- **Dataset records**:
------------------------------------------------

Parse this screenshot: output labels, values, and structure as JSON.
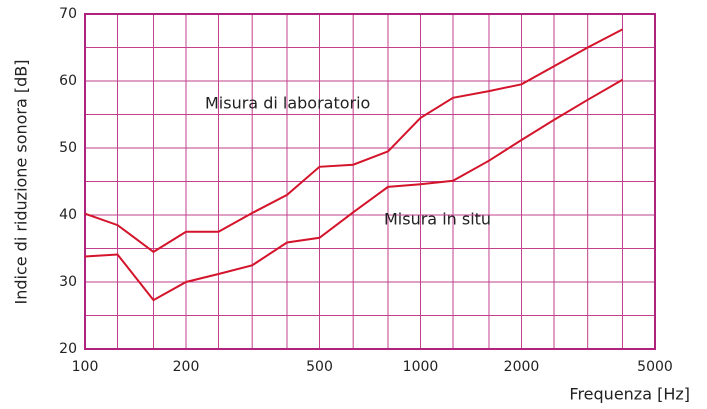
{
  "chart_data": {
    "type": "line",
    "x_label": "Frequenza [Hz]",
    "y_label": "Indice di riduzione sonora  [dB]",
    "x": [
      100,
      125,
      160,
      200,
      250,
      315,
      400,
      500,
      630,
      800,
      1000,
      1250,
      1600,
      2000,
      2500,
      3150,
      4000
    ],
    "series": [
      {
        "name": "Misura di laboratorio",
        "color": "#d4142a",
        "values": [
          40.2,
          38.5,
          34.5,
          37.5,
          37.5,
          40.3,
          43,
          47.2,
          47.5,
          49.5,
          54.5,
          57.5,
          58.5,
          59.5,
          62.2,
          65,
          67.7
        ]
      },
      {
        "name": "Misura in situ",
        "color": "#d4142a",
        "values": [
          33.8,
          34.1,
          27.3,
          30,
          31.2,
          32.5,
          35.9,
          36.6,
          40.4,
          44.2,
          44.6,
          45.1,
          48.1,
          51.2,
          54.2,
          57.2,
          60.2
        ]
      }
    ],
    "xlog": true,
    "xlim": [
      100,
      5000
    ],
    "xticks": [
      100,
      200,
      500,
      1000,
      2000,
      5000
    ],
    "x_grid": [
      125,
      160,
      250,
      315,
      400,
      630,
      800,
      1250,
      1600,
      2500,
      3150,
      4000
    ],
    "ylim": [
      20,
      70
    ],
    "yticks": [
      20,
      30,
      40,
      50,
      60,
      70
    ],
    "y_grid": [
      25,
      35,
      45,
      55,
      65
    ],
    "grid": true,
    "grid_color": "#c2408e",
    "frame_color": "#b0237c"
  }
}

------------------------------------------------

- **CHALLENGE**: Copy each line of the preceding data that contains the string "name".

- **SOLUTION**:
        "name": "Misura di laboratorio",
        "name": "Misura in situ",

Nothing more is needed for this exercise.